■ **Data supplied**:
= = = = = = =

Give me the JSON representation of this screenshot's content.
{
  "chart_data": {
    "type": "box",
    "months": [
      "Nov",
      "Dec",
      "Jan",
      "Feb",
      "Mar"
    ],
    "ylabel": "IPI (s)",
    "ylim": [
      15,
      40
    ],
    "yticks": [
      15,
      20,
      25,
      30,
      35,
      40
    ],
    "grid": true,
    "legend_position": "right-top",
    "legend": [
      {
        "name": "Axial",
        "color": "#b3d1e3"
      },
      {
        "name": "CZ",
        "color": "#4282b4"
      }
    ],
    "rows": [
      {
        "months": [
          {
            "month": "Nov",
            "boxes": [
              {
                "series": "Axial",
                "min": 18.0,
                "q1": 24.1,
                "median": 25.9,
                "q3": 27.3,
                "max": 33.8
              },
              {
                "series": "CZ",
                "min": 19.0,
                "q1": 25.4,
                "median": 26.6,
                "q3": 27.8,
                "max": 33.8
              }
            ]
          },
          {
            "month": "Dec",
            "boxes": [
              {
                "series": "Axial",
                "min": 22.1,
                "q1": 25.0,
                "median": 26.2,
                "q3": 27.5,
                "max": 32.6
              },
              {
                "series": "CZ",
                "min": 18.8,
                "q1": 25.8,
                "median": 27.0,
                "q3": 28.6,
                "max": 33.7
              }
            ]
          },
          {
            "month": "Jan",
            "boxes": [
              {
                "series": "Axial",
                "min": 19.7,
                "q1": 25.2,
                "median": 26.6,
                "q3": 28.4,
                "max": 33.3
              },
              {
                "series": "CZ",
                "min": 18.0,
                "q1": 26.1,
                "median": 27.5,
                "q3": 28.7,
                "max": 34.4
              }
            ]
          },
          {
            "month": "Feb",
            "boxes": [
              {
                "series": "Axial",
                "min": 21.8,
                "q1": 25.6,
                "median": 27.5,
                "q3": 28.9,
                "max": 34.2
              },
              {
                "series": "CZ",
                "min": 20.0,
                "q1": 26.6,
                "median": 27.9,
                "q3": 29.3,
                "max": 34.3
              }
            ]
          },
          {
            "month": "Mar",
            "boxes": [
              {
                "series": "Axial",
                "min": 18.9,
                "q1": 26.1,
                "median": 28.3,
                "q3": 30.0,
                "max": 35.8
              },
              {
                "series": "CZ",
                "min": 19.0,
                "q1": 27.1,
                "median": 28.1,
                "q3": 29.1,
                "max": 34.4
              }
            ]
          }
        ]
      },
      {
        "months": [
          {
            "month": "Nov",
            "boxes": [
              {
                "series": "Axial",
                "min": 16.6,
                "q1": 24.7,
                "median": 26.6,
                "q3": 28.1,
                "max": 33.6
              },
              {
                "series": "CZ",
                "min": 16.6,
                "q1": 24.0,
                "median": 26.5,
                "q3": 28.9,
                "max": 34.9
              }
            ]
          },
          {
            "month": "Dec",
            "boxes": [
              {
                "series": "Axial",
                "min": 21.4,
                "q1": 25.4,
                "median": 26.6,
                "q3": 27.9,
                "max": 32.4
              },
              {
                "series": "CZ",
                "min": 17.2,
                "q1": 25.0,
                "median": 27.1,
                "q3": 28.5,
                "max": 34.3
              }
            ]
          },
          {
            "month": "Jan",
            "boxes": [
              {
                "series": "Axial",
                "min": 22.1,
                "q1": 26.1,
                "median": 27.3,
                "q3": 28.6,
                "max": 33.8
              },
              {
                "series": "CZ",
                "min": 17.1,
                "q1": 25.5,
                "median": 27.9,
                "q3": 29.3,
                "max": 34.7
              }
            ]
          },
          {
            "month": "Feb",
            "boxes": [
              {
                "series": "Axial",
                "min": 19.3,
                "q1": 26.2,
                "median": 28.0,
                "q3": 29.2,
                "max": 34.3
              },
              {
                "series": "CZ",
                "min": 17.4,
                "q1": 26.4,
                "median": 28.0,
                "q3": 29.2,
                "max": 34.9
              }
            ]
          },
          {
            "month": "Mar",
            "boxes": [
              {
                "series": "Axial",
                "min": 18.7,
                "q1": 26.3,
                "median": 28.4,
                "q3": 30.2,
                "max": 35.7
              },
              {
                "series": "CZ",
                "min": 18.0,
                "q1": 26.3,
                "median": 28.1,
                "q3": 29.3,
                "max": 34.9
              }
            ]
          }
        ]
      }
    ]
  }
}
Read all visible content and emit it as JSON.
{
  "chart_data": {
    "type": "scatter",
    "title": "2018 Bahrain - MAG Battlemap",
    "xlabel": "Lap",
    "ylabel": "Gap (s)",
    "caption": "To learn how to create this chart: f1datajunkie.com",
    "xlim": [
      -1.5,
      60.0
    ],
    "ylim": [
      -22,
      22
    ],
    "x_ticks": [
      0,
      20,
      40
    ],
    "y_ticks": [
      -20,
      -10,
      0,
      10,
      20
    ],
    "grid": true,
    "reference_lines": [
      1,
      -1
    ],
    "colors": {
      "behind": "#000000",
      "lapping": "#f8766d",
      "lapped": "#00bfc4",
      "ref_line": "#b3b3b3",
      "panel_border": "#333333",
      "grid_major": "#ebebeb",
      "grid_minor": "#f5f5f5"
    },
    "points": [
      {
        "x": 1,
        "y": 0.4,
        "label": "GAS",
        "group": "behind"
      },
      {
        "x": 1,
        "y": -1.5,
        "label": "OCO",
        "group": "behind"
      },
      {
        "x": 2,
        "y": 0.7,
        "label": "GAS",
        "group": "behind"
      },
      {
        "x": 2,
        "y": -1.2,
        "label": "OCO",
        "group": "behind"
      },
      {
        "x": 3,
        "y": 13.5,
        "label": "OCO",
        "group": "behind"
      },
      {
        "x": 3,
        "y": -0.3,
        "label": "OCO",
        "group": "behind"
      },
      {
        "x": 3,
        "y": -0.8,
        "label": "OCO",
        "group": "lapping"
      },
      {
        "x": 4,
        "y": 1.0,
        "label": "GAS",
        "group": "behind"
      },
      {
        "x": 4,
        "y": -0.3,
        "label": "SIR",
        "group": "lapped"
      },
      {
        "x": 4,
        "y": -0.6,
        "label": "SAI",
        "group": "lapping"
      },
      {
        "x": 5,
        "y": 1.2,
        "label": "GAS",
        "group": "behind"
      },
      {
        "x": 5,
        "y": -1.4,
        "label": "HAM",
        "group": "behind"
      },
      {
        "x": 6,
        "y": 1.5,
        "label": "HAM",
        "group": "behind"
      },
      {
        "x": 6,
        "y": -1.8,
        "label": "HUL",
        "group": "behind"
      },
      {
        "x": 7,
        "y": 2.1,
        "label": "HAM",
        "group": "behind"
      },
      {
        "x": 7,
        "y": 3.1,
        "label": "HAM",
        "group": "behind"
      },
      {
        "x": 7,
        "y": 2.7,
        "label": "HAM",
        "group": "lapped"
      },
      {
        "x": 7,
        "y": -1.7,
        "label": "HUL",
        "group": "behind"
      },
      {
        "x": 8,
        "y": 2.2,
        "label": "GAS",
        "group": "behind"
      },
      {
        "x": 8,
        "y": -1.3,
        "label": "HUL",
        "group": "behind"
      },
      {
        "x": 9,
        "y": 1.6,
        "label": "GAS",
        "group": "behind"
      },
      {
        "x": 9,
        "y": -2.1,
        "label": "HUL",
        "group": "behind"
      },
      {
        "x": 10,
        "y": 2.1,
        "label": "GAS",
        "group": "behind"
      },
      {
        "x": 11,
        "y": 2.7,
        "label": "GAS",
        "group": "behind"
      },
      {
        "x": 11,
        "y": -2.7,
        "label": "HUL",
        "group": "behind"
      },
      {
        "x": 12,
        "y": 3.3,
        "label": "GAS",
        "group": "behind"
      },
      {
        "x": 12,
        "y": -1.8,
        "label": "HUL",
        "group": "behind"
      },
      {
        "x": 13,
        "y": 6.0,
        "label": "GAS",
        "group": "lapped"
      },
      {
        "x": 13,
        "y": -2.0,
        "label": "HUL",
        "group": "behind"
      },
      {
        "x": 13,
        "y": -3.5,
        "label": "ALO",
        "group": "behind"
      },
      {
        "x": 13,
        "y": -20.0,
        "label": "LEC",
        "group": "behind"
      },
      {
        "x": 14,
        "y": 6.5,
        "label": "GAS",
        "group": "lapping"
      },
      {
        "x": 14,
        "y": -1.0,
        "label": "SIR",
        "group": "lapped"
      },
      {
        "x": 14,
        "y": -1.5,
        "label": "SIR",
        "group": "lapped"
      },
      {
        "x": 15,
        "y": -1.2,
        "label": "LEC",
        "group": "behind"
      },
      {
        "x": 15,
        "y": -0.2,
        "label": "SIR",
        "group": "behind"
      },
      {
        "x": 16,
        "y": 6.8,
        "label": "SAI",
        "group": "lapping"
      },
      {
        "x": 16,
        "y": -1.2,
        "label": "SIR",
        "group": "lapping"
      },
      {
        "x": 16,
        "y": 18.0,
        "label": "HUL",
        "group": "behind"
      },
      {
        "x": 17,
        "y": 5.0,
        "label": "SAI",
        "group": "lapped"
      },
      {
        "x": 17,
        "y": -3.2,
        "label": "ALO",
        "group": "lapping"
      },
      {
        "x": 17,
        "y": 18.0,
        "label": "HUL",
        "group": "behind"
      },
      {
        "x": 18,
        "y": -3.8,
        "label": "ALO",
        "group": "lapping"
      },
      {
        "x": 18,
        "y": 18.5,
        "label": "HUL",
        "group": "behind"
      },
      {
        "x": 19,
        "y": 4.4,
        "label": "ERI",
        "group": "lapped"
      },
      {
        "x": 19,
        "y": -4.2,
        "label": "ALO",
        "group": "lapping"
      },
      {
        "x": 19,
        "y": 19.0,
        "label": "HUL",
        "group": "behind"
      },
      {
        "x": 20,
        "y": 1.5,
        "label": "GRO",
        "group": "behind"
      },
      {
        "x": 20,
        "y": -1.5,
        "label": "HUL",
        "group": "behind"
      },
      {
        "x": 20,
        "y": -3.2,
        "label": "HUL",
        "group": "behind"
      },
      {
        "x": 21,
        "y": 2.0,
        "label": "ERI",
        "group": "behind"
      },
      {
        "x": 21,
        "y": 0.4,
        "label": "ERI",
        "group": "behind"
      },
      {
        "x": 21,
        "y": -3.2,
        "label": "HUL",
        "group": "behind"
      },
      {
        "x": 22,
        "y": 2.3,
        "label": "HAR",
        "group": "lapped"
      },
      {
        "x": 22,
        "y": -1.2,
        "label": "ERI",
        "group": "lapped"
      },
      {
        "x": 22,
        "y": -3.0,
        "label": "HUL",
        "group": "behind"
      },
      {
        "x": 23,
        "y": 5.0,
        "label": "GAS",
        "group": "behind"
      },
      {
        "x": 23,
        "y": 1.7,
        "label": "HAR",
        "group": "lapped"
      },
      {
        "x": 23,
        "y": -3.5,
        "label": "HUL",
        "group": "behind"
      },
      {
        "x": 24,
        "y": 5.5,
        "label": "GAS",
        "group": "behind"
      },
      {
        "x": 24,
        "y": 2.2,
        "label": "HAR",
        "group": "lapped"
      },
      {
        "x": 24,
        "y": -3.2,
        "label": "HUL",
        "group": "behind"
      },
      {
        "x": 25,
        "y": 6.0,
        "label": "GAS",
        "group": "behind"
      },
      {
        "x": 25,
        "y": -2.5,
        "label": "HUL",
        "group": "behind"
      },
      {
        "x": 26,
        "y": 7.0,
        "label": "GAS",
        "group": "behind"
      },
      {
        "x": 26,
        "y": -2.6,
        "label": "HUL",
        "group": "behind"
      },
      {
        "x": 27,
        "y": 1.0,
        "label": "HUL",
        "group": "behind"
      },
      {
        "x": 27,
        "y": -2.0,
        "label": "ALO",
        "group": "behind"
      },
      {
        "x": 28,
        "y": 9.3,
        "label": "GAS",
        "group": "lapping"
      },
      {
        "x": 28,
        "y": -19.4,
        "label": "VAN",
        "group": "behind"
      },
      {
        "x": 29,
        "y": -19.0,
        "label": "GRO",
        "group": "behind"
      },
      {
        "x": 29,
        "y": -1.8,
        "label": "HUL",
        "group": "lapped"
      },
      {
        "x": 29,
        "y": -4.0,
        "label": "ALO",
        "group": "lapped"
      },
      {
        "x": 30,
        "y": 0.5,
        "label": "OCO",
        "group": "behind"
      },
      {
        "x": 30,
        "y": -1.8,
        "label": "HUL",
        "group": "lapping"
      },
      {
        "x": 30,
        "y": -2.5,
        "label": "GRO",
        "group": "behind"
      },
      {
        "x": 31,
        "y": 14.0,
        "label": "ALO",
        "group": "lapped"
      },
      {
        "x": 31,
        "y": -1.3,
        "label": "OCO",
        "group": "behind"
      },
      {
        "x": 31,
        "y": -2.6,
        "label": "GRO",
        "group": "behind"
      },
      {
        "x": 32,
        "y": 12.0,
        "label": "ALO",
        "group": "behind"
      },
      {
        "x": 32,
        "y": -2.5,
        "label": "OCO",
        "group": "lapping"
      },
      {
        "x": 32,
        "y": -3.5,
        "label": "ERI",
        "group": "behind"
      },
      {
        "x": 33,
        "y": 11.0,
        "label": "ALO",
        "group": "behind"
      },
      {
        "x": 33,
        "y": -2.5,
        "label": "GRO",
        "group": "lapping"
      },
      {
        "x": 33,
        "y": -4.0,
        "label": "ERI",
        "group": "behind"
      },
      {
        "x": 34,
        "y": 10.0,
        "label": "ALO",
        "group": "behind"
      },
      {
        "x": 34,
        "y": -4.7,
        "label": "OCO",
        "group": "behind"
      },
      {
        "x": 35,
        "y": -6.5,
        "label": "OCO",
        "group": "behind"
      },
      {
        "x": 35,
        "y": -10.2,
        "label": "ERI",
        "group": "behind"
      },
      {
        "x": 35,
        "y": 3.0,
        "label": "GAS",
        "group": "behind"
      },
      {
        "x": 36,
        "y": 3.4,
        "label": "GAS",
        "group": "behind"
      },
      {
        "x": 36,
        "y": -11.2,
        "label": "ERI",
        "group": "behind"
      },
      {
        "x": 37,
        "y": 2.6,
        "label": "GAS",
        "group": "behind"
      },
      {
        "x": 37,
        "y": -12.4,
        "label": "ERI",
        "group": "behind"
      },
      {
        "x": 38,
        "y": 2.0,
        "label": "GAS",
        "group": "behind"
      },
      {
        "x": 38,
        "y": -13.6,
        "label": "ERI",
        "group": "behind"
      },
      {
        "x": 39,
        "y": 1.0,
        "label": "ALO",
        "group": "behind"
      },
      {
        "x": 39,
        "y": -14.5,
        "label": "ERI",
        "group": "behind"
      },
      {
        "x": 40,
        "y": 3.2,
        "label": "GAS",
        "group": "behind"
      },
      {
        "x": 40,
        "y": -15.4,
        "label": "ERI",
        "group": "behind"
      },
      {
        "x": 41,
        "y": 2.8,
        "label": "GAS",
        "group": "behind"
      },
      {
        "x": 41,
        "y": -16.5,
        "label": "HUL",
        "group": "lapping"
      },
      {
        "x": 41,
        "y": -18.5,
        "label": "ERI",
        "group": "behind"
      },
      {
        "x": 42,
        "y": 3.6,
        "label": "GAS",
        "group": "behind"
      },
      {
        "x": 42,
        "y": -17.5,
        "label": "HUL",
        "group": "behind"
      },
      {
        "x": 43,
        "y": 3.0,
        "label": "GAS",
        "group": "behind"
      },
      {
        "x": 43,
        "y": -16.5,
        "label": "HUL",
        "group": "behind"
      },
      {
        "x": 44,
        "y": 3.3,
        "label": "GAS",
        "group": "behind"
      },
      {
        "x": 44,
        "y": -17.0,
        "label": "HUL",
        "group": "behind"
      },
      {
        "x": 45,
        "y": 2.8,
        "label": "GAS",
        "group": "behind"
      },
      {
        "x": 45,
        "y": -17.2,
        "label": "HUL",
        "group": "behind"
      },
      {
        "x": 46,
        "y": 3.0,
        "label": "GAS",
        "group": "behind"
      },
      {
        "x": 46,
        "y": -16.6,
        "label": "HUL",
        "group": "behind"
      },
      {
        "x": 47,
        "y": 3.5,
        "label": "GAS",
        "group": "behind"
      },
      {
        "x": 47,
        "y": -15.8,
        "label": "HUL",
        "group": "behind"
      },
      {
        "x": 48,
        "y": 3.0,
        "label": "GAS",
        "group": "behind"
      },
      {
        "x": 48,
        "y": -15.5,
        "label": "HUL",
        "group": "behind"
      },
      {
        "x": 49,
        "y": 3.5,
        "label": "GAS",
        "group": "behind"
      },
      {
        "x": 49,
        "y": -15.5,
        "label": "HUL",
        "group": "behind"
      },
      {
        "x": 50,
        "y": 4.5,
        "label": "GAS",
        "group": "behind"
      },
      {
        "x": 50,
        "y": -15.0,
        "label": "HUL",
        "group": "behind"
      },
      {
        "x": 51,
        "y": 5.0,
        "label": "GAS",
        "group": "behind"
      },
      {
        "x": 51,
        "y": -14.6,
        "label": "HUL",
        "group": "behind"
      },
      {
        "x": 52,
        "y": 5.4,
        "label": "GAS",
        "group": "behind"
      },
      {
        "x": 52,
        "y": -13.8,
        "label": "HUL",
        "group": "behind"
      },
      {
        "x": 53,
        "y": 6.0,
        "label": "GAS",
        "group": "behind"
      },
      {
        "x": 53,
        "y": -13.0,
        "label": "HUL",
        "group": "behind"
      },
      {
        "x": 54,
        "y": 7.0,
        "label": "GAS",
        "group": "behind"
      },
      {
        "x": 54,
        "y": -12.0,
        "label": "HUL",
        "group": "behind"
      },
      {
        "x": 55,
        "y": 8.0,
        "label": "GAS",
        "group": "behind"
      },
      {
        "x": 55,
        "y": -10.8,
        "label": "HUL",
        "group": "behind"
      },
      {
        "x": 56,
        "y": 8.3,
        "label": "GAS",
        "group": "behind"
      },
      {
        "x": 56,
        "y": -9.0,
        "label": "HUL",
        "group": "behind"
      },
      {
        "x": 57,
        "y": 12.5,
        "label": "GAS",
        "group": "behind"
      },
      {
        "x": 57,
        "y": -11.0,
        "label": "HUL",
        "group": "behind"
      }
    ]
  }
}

= = = = = = =

■ **Given exercise**:
Tally the lines in these entries that have the string "content" in them, then answer with the count and nothing else.

■ **Task solution**:
2